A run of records
________

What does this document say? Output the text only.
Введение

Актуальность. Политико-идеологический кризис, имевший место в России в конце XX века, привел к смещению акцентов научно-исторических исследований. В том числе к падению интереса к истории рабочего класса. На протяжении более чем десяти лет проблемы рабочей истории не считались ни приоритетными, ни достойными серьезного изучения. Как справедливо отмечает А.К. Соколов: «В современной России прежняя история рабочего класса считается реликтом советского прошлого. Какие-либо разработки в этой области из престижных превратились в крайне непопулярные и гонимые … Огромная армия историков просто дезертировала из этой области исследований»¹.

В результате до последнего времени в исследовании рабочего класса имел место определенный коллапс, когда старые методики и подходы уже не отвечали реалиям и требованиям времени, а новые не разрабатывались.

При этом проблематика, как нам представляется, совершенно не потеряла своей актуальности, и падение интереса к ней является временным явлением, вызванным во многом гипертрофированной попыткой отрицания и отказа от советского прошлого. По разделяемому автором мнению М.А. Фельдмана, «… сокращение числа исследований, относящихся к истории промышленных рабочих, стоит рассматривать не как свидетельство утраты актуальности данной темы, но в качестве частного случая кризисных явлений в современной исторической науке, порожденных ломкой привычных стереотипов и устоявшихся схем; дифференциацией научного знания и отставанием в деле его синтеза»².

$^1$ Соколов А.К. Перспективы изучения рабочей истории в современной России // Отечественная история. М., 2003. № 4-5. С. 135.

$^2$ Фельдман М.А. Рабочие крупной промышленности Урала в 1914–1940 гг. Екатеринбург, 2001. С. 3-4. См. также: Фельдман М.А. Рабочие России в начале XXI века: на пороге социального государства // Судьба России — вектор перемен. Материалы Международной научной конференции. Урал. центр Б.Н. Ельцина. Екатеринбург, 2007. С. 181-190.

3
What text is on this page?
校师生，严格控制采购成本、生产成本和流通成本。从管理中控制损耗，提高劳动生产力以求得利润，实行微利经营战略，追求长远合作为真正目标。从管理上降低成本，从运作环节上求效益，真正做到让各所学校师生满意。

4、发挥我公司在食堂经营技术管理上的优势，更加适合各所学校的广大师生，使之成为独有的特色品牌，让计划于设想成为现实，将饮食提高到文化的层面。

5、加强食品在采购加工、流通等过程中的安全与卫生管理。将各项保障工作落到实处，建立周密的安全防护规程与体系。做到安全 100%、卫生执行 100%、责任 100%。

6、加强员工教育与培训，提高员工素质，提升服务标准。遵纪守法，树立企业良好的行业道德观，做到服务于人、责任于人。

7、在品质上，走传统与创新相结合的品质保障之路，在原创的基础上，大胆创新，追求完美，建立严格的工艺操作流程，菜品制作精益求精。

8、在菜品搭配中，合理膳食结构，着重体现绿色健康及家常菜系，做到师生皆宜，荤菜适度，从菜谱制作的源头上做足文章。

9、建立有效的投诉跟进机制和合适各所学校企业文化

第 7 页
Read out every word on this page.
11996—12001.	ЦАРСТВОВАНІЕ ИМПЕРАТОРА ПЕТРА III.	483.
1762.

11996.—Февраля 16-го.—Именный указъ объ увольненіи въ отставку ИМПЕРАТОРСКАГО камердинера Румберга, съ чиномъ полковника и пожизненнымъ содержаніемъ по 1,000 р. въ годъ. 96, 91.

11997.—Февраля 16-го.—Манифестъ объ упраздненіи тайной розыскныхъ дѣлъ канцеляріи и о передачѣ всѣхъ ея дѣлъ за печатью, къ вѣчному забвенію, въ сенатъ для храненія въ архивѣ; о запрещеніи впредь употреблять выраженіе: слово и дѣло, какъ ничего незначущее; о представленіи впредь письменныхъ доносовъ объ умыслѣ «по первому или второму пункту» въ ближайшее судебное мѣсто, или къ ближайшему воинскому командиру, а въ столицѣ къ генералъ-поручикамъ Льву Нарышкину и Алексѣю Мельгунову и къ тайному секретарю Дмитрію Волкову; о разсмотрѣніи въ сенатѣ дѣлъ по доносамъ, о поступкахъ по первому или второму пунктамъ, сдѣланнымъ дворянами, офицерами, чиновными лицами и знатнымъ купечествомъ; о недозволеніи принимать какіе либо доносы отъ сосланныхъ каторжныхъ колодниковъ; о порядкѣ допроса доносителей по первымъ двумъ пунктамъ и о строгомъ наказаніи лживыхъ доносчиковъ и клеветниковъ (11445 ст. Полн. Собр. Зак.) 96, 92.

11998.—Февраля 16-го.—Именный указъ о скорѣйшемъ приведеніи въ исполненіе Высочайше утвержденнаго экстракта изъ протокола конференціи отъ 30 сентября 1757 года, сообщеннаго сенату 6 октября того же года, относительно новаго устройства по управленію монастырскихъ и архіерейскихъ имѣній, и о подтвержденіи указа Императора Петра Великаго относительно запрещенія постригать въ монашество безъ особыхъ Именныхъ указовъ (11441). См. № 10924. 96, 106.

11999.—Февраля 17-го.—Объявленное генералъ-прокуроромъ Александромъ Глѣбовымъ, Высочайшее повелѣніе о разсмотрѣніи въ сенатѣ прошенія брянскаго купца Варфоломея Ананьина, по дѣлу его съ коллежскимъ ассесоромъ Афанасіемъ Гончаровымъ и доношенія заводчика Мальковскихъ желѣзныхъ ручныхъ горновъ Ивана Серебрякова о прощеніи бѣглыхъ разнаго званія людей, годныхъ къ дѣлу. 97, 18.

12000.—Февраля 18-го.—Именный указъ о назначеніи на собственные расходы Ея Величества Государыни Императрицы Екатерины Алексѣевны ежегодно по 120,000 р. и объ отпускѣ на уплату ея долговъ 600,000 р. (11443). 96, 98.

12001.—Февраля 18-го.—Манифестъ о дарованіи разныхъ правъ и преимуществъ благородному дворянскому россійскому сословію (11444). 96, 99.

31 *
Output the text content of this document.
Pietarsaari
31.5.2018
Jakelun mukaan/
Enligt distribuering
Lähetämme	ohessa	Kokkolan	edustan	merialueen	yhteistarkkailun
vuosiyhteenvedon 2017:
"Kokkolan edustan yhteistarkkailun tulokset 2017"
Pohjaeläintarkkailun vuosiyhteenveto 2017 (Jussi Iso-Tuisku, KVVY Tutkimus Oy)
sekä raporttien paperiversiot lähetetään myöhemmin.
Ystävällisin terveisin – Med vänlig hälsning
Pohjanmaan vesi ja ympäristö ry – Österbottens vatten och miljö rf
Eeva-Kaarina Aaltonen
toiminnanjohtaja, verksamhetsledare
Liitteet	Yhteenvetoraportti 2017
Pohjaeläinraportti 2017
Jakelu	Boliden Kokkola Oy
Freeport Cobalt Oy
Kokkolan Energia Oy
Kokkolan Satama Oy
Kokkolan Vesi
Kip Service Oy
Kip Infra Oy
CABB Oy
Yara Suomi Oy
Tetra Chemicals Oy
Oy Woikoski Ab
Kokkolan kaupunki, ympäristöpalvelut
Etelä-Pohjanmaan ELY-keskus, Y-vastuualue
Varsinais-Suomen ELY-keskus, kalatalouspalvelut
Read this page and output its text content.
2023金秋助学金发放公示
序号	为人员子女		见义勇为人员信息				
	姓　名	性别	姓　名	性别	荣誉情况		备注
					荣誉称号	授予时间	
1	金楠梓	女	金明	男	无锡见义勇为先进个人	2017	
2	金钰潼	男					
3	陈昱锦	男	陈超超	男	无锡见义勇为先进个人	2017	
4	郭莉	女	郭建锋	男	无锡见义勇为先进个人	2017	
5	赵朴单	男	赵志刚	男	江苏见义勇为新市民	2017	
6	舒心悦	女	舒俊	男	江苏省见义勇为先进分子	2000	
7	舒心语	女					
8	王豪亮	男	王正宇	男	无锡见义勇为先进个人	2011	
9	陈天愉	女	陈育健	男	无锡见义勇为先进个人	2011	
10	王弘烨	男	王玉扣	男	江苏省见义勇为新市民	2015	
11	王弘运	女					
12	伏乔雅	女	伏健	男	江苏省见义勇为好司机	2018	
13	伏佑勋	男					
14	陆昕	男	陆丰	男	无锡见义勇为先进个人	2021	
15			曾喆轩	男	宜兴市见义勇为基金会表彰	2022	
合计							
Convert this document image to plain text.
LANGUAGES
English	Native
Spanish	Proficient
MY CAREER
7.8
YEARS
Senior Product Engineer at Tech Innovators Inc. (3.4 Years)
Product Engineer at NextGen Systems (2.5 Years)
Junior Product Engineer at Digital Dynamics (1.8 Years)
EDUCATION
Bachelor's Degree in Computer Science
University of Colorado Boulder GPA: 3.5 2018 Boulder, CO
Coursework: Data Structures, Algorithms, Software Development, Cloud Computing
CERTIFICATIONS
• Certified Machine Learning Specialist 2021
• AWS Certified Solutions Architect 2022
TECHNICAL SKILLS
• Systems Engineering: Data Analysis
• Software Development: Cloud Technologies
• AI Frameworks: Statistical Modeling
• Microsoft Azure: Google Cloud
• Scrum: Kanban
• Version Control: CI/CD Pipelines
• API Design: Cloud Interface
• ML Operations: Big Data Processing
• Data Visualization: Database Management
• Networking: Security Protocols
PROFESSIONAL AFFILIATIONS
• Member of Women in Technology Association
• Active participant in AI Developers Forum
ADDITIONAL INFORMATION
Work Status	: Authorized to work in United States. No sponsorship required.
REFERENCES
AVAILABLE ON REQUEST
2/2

________

→ **Exercise aim**:
Using the records given above, list every line that includes the word "Read".

→ **Solved exercise**:
Read out every word on this page.
Read this page and output its text content.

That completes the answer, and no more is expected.